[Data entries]
##########

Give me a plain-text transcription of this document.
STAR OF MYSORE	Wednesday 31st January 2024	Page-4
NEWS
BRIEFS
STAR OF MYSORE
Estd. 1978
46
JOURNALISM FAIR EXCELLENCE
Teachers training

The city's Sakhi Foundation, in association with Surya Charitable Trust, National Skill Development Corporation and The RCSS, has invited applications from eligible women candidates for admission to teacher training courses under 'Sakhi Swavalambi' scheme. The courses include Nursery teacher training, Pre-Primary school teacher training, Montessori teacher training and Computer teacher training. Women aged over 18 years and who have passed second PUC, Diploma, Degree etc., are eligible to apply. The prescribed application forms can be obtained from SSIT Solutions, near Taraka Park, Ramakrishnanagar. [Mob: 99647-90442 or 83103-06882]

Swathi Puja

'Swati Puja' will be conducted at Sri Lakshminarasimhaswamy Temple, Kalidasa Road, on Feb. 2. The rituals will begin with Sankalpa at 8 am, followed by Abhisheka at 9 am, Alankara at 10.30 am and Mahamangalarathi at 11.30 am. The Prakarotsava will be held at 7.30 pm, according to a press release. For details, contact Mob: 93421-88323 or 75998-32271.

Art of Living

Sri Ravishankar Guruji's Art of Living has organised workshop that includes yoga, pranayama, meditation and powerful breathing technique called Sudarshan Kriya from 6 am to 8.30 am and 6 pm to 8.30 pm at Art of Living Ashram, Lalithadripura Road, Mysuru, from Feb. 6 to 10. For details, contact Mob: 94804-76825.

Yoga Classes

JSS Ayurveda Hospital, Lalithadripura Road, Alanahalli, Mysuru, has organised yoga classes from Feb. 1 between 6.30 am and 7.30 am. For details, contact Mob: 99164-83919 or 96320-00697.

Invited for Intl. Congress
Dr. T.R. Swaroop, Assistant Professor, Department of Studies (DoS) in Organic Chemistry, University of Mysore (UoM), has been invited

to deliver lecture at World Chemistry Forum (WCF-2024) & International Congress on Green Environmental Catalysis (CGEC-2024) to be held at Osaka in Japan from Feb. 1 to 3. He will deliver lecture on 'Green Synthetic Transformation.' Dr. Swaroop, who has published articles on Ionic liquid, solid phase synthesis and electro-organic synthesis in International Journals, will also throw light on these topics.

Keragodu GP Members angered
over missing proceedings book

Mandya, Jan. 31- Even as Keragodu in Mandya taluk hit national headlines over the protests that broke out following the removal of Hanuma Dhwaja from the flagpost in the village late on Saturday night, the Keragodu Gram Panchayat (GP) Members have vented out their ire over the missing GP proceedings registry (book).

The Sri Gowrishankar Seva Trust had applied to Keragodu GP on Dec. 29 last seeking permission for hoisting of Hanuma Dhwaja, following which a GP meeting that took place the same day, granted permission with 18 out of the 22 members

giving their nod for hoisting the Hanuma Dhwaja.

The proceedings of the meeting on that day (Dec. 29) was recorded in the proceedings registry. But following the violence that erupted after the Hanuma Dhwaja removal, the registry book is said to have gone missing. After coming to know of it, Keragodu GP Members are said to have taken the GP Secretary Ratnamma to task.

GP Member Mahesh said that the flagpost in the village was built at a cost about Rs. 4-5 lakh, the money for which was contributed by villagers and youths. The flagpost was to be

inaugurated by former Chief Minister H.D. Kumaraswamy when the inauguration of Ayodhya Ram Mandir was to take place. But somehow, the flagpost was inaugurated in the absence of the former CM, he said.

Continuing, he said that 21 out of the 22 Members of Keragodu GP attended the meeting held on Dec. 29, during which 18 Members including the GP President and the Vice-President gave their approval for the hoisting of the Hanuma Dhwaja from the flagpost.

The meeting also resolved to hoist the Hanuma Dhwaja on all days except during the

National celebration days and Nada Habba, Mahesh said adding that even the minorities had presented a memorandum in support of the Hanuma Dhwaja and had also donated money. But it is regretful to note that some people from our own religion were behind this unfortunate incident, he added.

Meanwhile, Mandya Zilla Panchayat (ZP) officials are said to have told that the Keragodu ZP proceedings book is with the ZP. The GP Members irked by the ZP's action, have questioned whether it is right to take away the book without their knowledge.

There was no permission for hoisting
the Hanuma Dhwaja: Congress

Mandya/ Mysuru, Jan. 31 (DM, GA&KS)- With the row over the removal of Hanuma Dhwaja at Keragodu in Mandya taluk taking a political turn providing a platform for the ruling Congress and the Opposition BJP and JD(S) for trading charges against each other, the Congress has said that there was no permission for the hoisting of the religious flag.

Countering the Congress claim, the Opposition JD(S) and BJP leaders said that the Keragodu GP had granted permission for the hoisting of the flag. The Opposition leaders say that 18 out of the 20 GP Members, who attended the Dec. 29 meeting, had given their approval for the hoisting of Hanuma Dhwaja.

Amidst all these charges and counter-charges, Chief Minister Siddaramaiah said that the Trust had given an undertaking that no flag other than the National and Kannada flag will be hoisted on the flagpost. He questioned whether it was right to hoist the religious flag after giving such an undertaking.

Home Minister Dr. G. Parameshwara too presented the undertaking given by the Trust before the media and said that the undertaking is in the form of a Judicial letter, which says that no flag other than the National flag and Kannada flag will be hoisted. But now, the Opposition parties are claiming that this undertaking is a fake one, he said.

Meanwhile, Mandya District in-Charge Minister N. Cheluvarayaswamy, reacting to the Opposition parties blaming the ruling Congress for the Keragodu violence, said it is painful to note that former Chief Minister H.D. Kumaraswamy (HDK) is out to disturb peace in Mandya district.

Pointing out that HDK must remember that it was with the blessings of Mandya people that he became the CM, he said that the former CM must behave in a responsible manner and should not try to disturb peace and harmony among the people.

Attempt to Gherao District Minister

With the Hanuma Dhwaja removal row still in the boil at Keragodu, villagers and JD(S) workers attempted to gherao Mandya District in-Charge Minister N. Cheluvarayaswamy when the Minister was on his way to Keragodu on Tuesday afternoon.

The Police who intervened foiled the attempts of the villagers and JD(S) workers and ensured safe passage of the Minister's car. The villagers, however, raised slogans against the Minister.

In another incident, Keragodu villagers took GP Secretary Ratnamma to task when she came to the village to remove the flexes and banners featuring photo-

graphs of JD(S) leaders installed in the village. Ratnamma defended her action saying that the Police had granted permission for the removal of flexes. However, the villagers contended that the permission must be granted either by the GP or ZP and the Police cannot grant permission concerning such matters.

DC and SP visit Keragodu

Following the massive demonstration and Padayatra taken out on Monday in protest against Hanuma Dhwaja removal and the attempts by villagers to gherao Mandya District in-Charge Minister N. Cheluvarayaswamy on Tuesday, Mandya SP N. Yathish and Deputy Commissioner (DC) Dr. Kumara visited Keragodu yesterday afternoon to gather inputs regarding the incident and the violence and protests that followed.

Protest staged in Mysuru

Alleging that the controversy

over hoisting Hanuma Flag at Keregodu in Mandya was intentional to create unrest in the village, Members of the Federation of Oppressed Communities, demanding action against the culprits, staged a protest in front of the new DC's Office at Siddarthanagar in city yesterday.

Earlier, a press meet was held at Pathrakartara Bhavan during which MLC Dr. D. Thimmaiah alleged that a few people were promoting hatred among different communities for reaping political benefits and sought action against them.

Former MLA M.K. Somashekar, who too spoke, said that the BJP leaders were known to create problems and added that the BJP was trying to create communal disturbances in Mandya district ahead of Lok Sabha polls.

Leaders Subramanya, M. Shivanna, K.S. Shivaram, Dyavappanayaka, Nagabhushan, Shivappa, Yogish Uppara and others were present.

##########

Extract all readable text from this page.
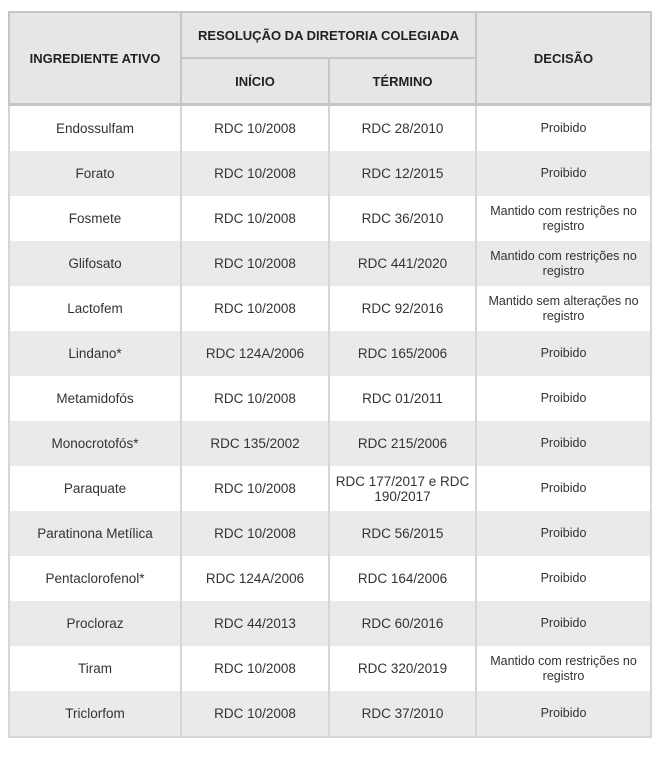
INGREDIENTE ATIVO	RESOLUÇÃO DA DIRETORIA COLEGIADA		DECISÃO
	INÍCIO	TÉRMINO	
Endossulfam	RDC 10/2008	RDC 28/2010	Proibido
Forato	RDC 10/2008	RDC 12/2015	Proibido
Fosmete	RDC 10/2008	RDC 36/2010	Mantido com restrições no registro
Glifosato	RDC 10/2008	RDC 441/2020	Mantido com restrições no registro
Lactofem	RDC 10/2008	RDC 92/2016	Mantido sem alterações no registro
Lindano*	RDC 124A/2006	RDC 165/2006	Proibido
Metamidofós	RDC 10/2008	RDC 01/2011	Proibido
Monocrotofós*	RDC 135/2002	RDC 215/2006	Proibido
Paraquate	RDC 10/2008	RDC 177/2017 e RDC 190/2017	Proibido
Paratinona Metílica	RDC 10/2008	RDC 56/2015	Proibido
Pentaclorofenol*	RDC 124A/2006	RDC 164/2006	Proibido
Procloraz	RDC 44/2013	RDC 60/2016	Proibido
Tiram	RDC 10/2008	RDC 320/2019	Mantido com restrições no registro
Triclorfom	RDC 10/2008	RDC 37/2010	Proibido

##########

_Exercise requirements:_ Pick out the lines containing the string "during" and show them.

_Answer for the task:_
Continuing, he said that 21 out of the 22 Members of Keragodu GP attended the meeting held on Dec. 29, during which 18 Members including the GP President and the Vice-President gave their approval for the hoisting of the Hanuma Dhwaja from the flagpost.
The meeting also resolved to hoist the Hanuma Dhwaja on all days except during the
Earlier, a press meet was held at Pathrakartara Bhavan during which MLC Dr. D. Thimmaiah alleged that a few people were promoting hatred among different communities for reaping political benefits and sought action against them.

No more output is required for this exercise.